→ Aim of the task:
Repeat each of the rows below word for word, in the same order.

########################################

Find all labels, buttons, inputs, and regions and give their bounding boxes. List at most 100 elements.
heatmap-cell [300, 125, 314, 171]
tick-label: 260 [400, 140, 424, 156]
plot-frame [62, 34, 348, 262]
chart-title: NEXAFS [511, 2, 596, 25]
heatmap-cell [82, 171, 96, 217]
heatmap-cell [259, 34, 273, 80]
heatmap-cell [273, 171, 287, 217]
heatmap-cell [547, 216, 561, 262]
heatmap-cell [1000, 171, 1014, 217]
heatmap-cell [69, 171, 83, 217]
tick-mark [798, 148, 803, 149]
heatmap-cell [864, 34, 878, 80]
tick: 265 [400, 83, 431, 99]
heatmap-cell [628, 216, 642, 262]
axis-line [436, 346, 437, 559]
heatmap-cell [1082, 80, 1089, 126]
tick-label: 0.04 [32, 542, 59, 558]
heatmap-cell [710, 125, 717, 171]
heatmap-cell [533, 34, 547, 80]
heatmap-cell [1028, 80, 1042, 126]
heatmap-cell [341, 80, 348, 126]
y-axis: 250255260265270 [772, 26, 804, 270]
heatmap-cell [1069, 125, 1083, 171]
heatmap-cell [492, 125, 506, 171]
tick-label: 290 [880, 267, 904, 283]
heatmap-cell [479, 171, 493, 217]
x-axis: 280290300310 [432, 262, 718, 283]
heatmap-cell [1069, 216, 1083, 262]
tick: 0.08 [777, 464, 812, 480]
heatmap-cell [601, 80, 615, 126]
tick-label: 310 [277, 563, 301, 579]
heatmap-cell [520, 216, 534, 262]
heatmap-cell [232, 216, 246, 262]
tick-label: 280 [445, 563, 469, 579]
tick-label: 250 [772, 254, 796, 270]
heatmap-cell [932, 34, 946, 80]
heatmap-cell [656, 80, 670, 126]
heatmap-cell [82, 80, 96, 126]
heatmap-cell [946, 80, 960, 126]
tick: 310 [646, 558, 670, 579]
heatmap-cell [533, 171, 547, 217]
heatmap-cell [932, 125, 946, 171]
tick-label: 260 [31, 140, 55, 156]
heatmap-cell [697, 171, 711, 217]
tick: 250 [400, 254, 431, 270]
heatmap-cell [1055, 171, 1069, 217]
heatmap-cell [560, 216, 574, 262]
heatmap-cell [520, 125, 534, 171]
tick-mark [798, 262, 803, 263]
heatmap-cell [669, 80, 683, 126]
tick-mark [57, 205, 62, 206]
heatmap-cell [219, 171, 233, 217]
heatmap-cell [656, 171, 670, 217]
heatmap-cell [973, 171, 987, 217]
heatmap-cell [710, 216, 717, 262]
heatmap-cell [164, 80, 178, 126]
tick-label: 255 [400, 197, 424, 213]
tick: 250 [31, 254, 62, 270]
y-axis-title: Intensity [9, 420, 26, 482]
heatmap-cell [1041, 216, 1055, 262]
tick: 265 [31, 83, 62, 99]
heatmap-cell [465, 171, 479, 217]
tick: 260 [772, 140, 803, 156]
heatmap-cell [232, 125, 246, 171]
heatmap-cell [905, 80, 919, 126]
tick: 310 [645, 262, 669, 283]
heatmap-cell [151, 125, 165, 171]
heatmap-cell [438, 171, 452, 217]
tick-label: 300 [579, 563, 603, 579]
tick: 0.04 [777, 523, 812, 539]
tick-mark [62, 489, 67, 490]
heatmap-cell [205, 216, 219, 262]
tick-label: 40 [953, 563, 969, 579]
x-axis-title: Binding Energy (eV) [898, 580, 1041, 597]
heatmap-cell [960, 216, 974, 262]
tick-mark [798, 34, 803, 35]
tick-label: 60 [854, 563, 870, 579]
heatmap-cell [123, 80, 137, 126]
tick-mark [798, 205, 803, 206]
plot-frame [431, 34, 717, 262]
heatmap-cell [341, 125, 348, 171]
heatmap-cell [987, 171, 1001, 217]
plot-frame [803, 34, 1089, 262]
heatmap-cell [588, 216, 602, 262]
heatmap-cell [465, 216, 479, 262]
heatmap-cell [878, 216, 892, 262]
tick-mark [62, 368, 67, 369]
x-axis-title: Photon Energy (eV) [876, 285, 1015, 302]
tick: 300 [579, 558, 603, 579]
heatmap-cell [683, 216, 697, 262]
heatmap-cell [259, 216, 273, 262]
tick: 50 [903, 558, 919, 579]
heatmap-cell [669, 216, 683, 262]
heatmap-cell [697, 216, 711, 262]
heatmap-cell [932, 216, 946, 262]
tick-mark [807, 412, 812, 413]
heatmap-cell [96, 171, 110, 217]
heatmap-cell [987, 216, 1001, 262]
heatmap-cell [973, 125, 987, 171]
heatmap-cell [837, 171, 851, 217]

########################################

→ Right answer:
Find all labels, buttons, inputs, and regions and give their bounding boxes. List at most 100 elements.
heatmap-cell [300, 125, 314, 171]
tick-label: 260 [400, 140, 424, 156]
plot-frame [62, 34, 348, 262]
chart-title: NEXAFS [511, 2, 596, 25]
heatmap-cell [82, 171, 96, 217]
heatmap-cell [259, 34, 273, 80]
heatmap-cell [273, 171, 287, 217]
heatmap-cell [547, 216, 561, 262]
heatmap-cell [1000, 171, 1014, 217]
heatmap-cell [69, 171, 83, 217]
tick-mark [798, 148, 803, 149]
heatmap-cell [864, 34, 878, 80]
tick: 265 [400, 83, 431, 99]
heatmap-cell [628, 216, 642, 262]
axis-line [436, 346, 437, 559]
heatmap-cell [1082, 80, 1089, 126]
tick-label: 0.04 [32, 542, 59, 558]
heatmap-cell [710, 125, 717, 171]
heatmap-cell [533, 34, 547, 80]
heatmap-cell [1028, 80, 1042, 126]
heatmap-cell [341, 80, 348, 126]
y-axis: 250255260265270 [772, 26, 804, 270]
heatmap-cell [1069, 125, 1083, 171]
heatmap-cell [492, 125, 506, 171]
tick-label: 290 [880, 267, 904, 283]
heatmap-cell [479, 171, 493, 217]
x-axis: 280290300310 [432, 262, 718, 283]
heatmap-cell [1069, 216, 1083, 262]
tick: 0.08 [777, 464, 812, 480]
heatmap-cell [601, 80, 615, 126]
tick-label: 310 [277, 563, 301, 579]
heatmap-cell [520, 216, 534, 262]
heatmap-cell [232, 216, 246, 262]
tick-label: 280 [445, 563, 469, 579]
tick-label: 250 [772, 254, 796, 270]
heatmap-cell [932, 34, 946, 80]
heatmap-cell [656, 80, 670, 126]
heatmap-cell [82, 80, 96, 126]
heatmap-cell [946, 80, 960, 126]
tick: 310 [646, 558, 670, 579]
heatmap-cell [533, 171, 547, 217]
heatmap-cell [932, 125, 946, 171]
tick-label: 260 [31, 140, 55, 156]
heatmap-cell [697, 171, 711, 217]
tick: 250 [400, 254, 431, 270]
heatmap-cell [1055, 171, 1069, 217]
heatmap-cell [560, 216, 574, 262]
heatmap-cell [520, 125, 534, 171]
tick-mark [798, 262, 803, 263]
heatmap-cell [669, 80, 683, 126]
tick-mark [57, 205, 62, 206]
heatmap-cell [219, 171, 233, 217]
heatmap-cell [656, 171, 670, 217]
heatmap-cell [973, 171, 987, 217]
heatmap-cell [710, 216, 717, 262]
heatmap-cell [164, 80, 178, 126]
tick-label: 255 [400, 197, 424, 213]
tick: 250 [31, 254, 62, 270]
y-axis-title: Intensity [9, 420, 26, 482]
heatmap-cell [1041, 216, 1055, 262]
tick: 265 [31, 83, 62, 99]
heatmap-cell [465, 171, 479, 217]
tick: 260 [772, 140, 803, 156]
heatmap-cell [232, 125, 246, 171]
heatmap-cell [905, 80, 919, 126]
tick: 310 [645, 262, 669, 283]
heatmap-cell [151, 125, 165, 171]
heatmap-cell [438, 171, 452, 217]
tick-label: 300 [579, 563, 603, 579]
tick: 0.04 [777, 523, 812, 539]
tick-mark [62, 489, 67, 490]
heatmap-cell [205, 216, 219, 262]
tick-label: 40 [953, 563, 969, 579]
x-axis-title: Binding Energy (eV) [898, 580, 1041, 597]
heatmap-cell [960, 216, 974, 262]
tick-mark [798, 34, 803, 35]
tick-label: 60 [854, 563, 870, 579]
heatmap-cell [123, 80, 137, 126]
tick-mark [798, 205, 803, 206]
plot-frame [431, 34, 717, 262]
heatmap-cell [341, 125, 348, 171]
heatmap-cell [987, 171, 1001, 217]
plot-frame [803, 34, 1089, 262]
heatmap-cell [588, 216, 602, 262]
heatmap-cell [465, 216, 479, 262]
heatmap-cell [878, 216, 892, 262]
tick-mark [62, 368, 67, 369]
x-axis-title: Photon Energy (eV) [876, 285, 1015, 302]
tick: 300 [579, 558, 603, 579]
heatmap-cell [683, 216, 697, 262]
heatmap-cell [259, 216, 273, 262]
tick: 50 [903, 558, 919, 579]
heatmap-cell [669, 216, 683, 262]
heatmap-cell [697, 216, 711, 262]
heatmap-cell [932, 216, 946, 262]
tick-mark [807, 412, 812, 413]
heatmap-cell [96, 171, 110, 217]
heatmap-cell [987, 216, 1001, 262]
heatmap-cell [973, 125, 987, 171]
heatmap-cell [837, 171, 851, 217]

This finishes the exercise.